* YOUR OBJECTIVE *
Copy out each line containing "이차전지" from the entries below.

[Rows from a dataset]
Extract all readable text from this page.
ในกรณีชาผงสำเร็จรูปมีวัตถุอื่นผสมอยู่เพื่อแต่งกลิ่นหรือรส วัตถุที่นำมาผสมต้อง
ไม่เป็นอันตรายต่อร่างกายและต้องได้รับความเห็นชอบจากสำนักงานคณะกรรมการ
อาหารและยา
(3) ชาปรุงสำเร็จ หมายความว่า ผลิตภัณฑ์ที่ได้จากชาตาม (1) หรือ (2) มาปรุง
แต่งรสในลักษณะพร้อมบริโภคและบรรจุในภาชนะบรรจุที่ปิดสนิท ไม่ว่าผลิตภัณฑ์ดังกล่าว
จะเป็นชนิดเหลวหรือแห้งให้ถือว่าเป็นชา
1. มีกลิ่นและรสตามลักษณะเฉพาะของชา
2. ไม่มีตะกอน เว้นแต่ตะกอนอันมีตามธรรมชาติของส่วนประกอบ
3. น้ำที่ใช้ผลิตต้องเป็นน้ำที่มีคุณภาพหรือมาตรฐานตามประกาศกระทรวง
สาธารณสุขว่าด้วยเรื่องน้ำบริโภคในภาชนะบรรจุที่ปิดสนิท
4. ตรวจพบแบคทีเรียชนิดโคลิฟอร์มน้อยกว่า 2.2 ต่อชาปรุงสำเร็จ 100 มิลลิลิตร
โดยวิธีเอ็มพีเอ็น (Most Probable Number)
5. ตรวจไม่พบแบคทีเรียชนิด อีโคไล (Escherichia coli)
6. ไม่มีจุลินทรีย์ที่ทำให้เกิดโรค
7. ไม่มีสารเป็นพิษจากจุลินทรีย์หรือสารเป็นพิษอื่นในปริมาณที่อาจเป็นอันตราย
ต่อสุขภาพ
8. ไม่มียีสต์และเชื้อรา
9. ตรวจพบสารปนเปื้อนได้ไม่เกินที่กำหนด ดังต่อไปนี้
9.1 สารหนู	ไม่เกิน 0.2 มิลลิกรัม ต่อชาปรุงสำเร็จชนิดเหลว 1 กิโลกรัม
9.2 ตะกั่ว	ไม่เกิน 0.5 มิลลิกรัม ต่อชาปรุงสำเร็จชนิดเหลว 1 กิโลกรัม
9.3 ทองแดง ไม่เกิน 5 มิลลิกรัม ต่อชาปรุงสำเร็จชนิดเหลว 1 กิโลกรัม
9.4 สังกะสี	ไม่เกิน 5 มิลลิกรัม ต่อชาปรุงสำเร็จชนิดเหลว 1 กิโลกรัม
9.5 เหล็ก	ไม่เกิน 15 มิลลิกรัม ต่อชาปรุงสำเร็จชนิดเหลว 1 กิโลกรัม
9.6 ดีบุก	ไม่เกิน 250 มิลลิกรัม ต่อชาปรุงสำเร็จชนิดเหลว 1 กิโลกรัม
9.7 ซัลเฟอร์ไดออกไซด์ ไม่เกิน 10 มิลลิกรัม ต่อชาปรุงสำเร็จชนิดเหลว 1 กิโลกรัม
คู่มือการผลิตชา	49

* * *

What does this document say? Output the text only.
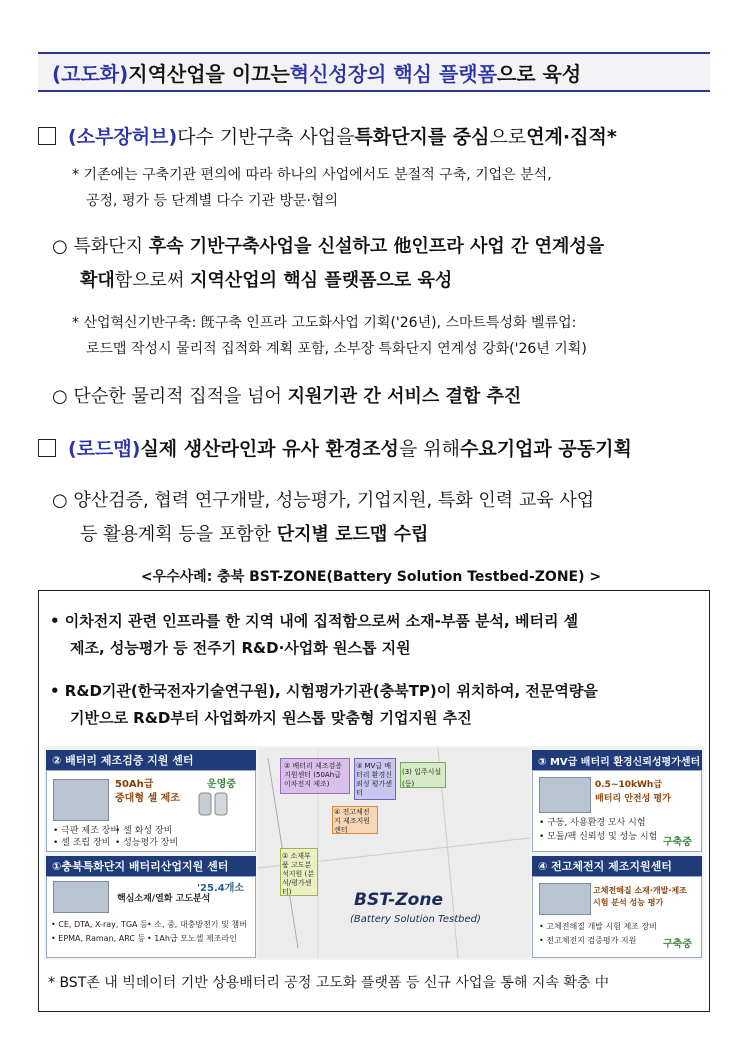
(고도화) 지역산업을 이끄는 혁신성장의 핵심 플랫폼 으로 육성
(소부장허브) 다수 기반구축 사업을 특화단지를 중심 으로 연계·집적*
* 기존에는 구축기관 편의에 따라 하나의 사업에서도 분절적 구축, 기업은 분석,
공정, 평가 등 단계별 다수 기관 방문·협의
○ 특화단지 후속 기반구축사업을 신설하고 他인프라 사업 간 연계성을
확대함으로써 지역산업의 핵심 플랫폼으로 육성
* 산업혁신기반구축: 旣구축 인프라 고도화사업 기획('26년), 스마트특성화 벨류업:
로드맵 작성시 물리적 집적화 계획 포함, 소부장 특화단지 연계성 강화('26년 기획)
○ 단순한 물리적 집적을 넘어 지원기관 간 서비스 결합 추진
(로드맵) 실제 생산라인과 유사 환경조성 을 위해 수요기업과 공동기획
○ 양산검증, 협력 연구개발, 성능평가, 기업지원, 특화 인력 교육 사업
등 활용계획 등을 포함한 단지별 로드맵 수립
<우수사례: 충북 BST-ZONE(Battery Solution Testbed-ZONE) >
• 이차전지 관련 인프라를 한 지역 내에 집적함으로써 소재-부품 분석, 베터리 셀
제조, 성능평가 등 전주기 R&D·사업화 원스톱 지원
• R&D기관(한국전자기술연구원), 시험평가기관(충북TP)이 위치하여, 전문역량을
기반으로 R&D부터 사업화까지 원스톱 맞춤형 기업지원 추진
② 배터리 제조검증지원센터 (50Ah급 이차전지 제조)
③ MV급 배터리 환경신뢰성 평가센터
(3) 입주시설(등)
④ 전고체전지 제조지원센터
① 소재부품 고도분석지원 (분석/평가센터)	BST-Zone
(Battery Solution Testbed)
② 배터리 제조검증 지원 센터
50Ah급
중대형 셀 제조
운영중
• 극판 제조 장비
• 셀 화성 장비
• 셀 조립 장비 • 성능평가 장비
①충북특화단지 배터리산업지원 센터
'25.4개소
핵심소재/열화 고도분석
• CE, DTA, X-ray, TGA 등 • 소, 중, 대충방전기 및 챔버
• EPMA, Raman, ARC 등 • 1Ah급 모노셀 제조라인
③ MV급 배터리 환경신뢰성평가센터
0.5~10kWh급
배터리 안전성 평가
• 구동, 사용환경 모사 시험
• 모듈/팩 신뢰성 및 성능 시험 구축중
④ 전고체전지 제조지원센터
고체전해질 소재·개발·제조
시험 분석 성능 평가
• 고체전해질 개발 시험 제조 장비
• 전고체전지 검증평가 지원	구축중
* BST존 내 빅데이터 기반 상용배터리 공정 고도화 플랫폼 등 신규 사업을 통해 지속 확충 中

* EXPECTED OUTPUT *
• 이차전지 관련 인프라를 한 지역 내에 집적함으로써 소재-부품 분석, 베터리 셀
② 배터리 제조검증지원센터 (50Ah급 이차전지 제조)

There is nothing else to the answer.